▶ [Set exercise] From the listing below, extract each line containing the string "velmi".

▶ [Entries]
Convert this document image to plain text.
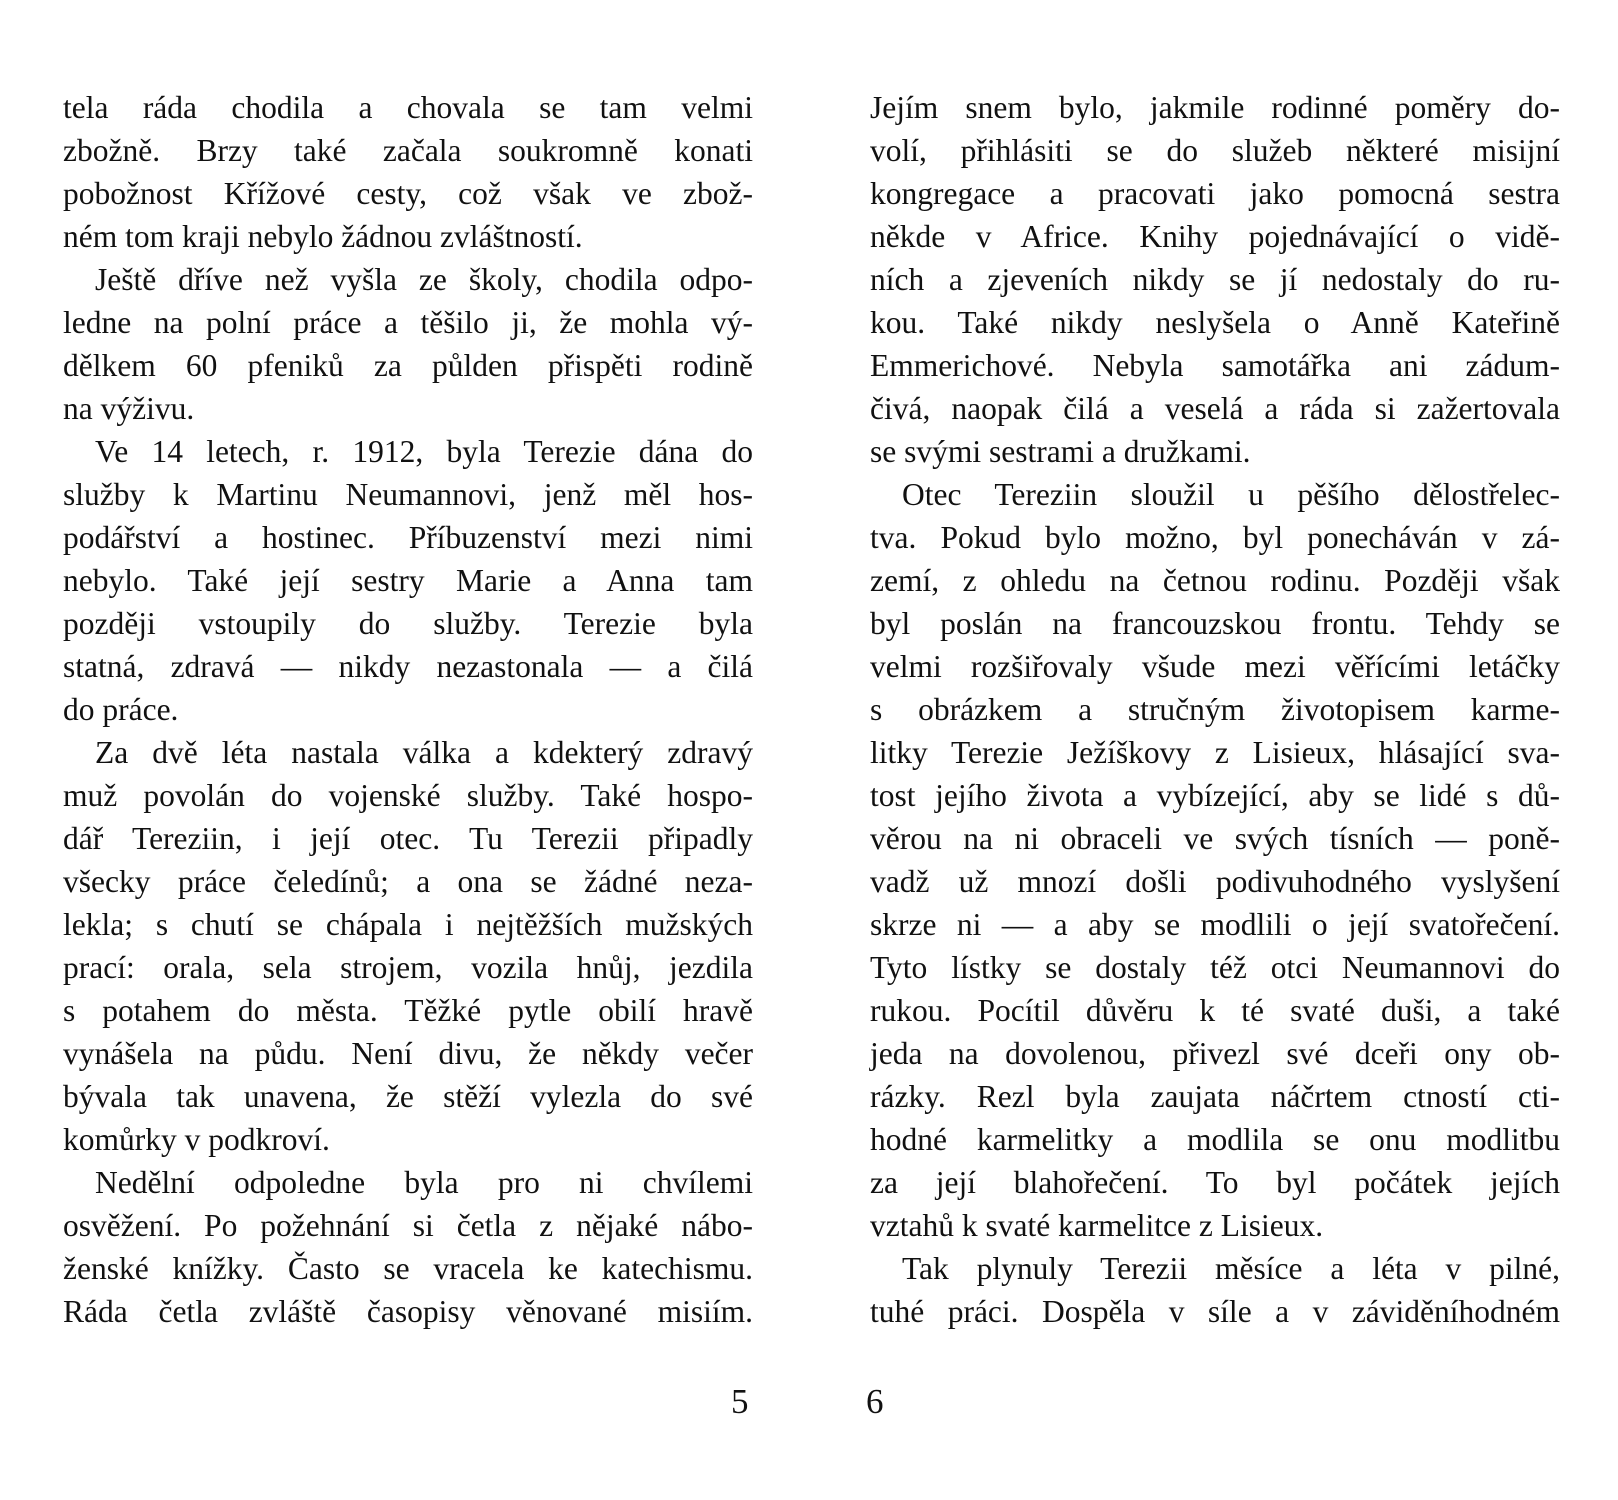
tela ráda chodila a chovala se tam velmi
zbožně. Brzy také začala soukromně konati
pobožnost Křížové cesty, což však ve zbož-
ném tom kraji nebylo žádnou zvláštností.
Ještě dříve než vyšla ze školy, chodila odpo-
ledne na polní práce a těšilo ji, že mohla vý-
dělkem 60 pfeniků za půlden přispěti rodině
na výživu.
Ve 14 letech, r. 1912, byla Terezie dána do
služby k Martinu Neumannovi, jenž měl hos-
podářství a hostinec. Příbuzenství mezi nimi
nebylo. Také její sestry Marie a Anna tam
později vstoupily do služby. Terezie byla
statná, zdravá — nikdy nezastonala — a čilá
do práce.
Za dvě léta nastala válka a kdekterý zdravý
muž povolán do vojenské služby. Také hospo-
dář Tereziin, i její otec. Tu Terezii připadly
všecky práce čeledínů; a ona se žádné neza-
lekla; s chutí se chápala i nejtěžších mužských
prací: orala, sela strojem, vozila hnůj, jezdila
s potahem do města. Těžké pytle obilí hravě
vynášela na půdu. Není divu, že někdy večer
bývala tak unavena, že stěží vylezla do své
komůrky v podkroví.
Nedělní odpoledne byla pro ni chvílemi
osvěžení. Po požehnání si četla z nějaké nábo-
ženské knížky. Často se vracela ke katechismu.
Ráda četla zvláště časopisy věnované misiím.
Jejím snem bylo, jakmile rodinné poměry do-
volí, přihlásiti se do služeb některé misijní
kongregace a pracovati jako pomocná sestra
někde v Africe. Knihy pojednávající o vidě-
ních a zjeveních nikdy se jí nedostaly do ru-
kou. Také nikdy neslyšela o Anně Kateřině
Emmerichové. Nebyla samotářka ani zádum-
čivá, naopak čilá a veselá a ráda si zažertovala
se svými sestrami a družkami.
Otec Tereziin sloužil u pěšího dělostřelec-
tva. Pokud bylo možno, byl ponecháván v zá-
zemí, z ohledu na četnou rodinu. Později však
byl poslán na francouzskou frontu. Tehdy se
velmi rozšiřovaly všude mezi věřícími letáčky
s obrázkem a stručným životopisem karme-
litky Terezie Ježíškovy z Lisieux, hlásající sva-
tost jejího života a vybízející, aby se lidé s dů-
věrou na ni obraceli ve svých tísních — poně-
vadž už mnozí došli podivuhodného vyslyšení
skrze ni — a aby se modlili o její svatořečení.
Tyto lístky se dostaly též otci Neumannovi do
rukou. Pocítil důvěru k té svaté duši, a také
jeda na dovolenou, přivezl své dceři ony ob-
rázky. Rezl byla zaujata náčrtem ctností cti-
hodné karmelitky a modlila se onu modlitbu
za její blahořečení. To byl počátek jejích
vztahů k svaté karmelitce z Lisieux.
Tak plynuly Terezii měsíce a léta v pilné,
tuhé práci. Dospěla v síle a v záviděníhodném
5	6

▶ [Response for this exercise]
tela ráda chodila a chovala se tam velmi
velmi rozšiřovaly všude mezi věřícími letáčky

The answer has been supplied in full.